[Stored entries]

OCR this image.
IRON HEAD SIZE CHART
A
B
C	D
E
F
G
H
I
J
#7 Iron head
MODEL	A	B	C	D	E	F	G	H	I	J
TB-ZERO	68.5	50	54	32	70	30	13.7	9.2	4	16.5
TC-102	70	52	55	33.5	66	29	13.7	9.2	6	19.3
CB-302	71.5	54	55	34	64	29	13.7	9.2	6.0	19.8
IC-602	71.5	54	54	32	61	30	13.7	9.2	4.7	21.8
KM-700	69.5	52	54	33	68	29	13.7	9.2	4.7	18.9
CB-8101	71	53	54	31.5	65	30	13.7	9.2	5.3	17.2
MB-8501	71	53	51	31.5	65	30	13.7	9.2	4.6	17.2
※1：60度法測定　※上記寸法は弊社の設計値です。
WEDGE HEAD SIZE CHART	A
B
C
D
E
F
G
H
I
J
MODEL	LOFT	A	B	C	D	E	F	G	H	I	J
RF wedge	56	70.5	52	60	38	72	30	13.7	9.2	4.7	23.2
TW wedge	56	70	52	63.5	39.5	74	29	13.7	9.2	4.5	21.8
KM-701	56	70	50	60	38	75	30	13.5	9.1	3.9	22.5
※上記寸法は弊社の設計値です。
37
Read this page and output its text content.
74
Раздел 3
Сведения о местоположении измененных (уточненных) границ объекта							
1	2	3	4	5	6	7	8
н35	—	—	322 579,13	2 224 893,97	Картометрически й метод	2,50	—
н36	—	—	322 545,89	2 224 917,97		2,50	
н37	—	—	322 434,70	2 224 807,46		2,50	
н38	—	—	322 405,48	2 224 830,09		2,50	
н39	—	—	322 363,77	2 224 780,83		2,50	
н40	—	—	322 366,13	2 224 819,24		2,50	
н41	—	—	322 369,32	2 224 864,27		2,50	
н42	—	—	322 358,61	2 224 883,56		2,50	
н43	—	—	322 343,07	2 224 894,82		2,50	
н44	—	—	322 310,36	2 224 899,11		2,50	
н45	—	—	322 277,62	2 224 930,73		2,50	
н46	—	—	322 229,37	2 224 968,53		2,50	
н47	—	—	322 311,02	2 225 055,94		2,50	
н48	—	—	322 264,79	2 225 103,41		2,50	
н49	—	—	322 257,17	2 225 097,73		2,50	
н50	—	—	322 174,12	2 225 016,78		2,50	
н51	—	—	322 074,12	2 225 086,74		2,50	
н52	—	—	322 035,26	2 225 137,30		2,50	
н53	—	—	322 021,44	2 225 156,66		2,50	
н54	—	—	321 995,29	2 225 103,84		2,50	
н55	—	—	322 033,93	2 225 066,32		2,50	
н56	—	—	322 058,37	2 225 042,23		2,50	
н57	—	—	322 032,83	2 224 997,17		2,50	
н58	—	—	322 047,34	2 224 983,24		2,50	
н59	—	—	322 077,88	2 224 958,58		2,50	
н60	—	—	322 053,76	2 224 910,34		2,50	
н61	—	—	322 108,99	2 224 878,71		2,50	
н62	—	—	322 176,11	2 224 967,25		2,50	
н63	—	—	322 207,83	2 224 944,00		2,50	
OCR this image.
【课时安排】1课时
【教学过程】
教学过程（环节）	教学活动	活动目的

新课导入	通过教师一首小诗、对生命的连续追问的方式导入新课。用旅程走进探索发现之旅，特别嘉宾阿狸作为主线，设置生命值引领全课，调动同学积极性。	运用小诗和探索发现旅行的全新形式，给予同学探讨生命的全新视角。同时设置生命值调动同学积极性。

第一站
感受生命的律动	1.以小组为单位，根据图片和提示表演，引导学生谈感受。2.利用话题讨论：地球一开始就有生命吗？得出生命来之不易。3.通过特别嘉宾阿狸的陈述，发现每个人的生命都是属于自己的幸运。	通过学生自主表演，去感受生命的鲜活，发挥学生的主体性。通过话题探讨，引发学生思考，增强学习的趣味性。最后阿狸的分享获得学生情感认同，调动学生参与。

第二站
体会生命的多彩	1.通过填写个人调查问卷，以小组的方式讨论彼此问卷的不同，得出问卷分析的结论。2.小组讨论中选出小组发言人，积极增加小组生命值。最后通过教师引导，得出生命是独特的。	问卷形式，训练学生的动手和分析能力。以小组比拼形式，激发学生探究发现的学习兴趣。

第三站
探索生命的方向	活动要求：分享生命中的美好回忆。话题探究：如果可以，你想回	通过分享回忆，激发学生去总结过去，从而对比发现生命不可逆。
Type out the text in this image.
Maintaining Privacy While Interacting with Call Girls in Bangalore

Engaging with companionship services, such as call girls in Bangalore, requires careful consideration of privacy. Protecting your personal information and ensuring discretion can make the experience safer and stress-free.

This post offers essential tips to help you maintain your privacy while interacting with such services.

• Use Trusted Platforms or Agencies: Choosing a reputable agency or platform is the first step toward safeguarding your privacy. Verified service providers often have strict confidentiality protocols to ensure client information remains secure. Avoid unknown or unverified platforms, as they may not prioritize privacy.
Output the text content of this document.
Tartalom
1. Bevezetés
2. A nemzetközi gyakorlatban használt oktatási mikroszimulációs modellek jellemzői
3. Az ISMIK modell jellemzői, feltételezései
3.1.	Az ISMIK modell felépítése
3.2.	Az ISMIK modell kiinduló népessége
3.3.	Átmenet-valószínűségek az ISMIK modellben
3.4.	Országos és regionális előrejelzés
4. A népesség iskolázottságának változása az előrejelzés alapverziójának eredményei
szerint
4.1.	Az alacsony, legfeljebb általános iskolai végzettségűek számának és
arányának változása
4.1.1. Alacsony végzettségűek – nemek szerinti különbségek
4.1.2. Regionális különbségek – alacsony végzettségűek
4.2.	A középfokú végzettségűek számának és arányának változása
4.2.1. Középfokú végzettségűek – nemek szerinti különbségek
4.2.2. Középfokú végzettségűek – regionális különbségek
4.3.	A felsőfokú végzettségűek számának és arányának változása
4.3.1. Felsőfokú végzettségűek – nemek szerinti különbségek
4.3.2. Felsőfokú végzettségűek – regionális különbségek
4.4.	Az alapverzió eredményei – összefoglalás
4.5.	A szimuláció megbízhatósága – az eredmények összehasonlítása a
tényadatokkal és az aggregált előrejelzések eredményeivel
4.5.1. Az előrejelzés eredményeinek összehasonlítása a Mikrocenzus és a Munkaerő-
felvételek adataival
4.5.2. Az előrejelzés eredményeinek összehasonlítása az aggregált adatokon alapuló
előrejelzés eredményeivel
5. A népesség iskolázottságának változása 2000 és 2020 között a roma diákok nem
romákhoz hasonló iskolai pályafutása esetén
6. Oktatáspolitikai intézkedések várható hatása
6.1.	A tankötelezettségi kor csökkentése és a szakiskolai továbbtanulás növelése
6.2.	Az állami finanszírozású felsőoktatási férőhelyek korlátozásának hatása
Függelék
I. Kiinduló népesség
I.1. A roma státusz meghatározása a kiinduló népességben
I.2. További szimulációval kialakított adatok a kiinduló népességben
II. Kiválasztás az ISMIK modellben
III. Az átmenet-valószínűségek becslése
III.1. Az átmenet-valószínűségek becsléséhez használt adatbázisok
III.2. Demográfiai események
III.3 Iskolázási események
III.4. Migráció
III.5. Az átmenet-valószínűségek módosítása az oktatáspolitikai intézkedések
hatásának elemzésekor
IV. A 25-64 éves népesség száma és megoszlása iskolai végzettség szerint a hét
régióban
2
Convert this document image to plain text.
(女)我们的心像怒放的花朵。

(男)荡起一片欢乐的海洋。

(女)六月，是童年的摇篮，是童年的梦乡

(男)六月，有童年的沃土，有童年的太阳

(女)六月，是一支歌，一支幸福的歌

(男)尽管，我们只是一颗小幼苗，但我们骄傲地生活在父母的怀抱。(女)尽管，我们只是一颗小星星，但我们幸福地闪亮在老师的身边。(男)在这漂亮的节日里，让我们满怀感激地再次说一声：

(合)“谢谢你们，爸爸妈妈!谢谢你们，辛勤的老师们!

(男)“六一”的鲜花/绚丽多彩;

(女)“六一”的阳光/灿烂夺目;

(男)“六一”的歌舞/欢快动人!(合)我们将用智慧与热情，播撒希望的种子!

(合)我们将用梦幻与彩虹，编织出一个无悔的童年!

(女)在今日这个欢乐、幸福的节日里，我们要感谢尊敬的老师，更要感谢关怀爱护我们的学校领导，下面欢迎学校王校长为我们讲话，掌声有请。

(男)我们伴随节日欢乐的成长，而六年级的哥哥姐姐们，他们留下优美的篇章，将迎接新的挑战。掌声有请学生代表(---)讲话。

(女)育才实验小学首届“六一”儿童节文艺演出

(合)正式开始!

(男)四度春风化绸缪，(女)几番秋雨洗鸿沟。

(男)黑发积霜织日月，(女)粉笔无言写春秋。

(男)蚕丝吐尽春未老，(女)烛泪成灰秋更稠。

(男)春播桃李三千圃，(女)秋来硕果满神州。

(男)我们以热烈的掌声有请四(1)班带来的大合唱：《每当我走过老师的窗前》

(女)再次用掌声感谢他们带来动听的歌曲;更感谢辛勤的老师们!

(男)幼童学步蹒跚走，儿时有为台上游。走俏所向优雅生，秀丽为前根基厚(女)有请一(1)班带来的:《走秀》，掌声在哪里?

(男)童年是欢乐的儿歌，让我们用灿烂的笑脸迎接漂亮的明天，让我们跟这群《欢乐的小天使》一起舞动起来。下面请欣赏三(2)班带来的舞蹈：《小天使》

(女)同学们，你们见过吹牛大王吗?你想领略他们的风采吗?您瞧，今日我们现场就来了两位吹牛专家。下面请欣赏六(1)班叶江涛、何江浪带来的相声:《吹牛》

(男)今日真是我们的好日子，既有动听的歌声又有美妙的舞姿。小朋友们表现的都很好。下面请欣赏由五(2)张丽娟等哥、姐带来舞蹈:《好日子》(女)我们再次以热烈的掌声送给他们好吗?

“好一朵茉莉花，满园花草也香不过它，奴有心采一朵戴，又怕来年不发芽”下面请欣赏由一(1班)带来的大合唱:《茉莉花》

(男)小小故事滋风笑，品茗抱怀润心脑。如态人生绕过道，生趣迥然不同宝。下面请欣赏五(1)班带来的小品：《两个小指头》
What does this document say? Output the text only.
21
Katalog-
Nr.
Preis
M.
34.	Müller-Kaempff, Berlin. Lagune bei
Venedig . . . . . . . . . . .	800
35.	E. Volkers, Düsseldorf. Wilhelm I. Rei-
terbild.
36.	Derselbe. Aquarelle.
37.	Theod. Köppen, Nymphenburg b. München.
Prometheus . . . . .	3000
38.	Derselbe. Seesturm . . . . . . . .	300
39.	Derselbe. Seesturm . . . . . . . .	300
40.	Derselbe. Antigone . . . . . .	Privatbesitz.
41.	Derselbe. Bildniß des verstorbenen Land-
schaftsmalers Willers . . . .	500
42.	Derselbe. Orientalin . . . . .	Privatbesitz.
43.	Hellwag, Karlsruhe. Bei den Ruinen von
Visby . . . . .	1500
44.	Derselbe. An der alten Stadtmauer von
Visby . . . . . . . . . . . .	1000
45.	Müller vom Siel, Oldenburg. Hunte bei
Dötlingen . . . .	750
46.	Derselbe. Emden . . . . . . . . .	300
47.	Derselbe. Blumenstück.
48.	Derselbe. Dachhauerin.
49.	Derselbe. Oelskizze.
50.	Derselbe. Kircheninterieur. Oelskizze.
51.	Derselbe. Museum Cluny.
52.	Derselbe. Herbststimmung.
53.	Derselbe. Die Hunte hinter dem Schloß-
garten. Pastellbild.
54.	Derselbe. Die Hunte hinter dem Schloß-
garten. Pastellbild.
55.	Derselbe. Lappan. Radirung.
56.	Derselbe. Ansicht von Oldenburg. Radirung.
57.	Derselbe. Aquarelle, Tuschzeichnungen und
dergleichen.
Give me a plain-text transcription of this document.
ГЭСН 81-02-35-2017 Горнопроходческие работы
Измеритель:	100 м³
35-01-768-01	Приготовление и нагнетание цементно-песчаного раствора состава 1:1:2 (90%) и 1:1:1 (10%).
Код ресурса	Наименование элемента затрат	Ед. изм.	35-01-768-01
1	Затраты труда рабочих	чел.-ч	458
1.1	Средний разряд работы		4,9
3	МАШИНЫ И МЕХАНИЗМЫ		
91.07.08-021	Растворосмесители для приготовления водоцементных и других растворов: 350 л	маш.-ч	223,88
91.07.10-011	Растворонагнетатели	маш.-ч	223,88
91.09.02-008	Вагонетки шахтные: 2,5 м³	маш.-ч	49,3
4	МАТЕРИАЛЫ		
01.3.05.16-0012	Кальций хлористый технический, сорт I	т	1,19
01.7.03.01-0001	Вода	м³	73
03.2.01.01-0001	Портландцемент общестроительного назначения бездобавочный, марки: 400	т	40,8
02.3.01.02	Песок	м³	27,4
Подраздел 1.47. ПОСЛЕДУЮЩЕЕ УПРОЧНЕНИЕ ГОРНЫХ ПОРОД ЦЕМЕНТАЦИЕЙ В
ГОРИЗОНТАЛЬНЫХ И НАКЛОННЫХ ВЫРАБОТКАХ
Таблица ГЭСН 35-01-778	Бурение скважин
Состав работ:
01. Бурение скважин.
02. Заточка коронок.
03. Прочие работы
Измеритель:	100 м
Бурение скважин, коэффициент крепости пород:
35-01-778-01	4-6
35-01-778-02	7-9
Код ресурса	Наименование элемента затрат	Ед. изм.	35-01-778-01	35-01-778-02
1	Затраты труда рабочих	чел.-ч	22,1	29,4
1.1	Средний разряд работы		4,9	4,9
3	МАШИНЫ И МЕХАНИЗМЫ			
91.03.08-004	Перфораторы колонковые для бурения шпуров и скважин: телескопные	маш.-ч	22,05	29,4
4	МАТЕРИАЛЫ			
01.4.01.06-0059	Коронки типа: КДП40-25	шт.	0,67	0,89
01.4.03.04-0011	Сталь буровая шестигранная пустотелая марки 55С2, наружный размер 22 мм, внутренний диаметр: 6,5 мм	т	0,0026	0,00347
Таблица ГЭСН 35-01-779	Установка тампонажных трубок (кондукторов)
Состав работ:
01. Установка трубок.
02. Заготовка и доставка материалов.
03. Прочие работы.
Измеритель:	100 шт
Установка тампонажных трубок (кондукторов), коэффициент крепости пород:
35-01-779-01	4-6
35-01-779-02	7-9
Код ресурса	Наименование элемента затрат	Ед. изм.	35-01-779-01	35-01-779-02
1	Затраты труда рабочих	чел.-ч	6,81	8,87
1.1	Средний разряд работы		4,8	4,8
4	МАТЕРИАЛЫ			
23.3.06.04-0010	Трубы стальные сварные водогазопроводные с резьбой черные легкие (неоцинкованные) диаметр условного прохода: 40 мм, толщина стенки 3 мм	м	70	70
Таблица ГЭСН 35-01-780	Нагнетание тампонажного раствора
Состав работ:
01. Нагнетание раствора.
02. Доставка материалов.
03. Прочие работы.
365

● **Brief**
Pick out each line above that includes "上記寸法は弊社の設計値です" and show it.

● **Expected answer**
※1：60度法測定　※上記寸法は弊社の設計値です。
※上記寸法は弊社の設計値です。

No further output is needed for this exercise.